• **Exercise description**:
Using the listing below, copy every line that mentions "Version".

• **Dataset excerpts**:

━━━━━━━━━━━━━━━━

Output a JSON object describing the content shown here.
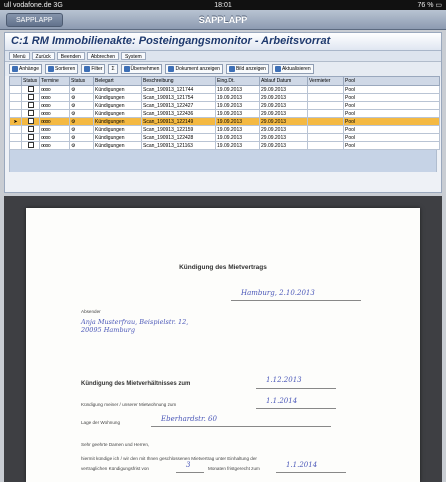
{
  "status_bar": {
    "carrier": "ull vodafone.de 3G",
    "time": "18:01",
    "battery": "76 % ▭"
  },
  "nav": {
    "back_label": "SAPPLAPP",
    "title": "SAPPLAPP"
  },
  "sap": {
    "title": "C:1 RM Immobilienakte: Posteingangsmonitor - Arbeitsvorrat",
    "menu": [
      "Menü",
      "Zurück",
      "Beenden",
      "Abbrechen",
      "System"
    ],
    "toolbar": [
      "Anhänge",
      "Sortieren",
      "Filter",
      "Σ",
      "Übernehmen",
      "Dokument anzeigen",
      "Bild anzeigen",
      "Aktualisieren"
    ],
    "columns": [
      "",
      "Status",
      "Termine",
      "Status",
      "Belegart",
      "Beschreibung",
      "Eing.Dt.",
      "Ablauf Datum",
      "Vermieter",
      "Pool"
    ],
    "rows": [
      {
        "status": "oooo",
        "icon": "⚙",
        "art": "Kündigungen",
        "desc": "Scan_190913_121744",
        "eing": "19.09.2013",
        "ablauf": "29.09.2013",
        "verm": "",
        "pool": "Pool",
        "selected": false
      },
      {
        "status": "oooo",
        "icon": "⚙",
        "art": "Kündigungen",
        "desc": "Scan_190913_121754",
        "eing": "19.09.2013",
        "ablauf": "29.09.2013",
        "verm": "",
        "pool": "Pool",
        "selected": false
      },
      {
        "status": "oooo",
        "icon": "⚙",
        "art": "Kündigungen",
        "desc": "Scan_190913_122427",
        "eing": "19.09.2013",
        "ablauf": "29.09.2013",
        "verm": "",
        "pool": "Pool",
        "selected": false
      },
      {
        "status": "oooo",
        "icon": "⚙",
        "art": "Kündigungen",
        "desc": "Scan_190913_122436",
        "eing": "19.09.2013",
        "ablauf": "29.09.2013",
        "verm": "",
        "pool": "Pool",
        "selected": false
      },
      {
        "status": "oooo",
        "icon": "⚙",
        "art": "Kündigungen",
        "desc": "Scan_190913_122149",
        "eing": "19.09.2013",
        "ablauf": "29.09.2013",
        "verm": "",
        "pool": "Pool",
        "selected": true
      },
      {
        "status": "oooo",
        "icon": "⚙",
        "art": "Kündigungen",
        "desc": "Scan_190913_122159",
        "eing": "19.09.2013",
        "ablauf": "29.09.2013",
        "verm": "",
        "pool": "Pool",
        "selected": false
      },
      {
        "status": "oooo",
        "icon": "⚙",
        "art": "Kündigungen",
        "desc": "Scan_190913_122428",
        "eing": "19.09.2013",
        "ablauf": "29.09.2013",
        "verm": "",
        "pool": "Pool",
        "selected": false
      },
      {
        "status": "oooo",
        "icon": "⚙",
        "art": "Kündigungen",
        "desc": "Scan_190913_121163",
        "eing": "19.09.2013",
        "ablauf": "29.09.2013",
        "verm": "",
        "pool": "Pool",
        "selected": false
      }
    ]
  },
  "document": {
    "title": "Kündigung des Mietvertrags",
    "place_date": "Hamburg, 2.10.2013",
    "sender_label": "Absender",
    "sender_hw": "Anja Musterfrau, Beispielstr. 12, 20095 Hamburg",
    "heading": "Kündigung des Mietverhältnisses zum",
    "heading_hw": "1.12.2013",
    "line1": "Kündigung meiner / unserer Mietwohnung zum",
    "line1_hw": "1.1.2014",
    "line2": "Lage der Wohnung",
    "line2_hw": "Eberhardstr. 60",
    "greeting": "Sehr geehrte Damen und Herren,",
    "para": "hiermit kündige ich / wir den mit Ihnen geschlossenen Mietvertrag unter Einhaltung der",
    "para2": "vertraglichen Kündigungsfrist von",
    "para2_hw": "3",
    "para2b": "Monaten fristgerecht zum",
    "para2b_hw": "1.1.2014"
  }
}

━━━━━━━━━━━━━━━━

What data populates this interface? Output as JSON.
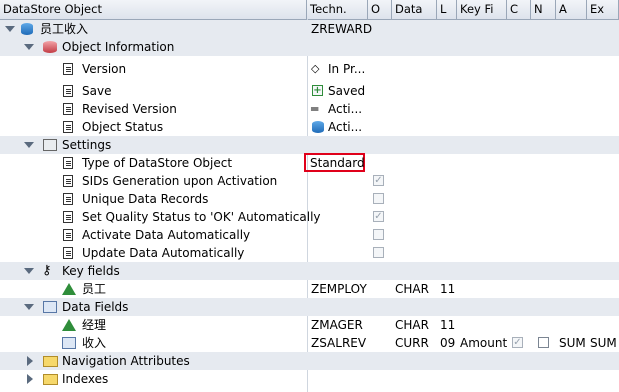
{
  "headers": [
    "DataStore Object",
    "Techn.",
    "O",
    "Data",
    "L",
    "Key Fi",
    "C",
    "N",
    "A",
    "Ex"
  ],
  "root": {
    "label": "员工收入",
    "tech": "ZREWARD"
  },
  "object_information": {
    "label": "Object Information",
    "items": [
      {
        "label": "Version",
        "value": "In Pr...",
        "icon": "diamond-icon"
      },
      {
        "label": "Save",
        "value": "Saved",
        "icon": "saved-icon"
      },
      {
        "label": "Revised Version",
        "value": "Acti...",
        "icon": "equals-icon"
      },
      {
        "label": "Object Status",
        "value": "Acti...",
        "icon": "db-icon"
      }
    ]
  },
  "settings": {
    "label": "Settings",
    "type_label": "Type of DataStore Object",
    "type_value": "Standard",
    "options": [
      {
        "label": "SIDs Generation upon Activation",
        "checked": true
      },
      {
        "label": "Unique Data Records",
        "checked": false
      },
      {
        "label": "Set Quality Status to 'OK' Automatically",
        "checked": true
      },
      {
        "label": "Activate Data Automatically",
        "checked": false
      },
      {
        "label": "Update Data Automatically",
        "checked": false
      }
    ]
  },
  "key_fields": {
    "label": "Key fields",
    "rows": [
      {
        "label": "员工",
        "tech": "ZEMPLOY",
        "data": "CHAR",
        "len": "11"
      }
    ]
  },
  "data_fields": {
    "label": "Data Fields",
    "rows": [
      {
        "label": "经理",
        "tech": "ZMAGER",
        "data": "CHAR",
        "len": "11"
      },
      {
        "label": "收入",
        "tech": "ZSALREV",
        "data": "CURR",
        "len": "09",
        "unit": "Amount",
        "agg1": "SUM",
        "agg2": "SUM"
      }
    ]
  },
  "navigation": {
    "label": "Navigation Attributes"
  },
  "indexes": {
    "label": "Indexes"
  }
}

━━━━━━━━━━━━━━━━

• **Written answer**:
        "label": "Version",
        "label": "Revised Version",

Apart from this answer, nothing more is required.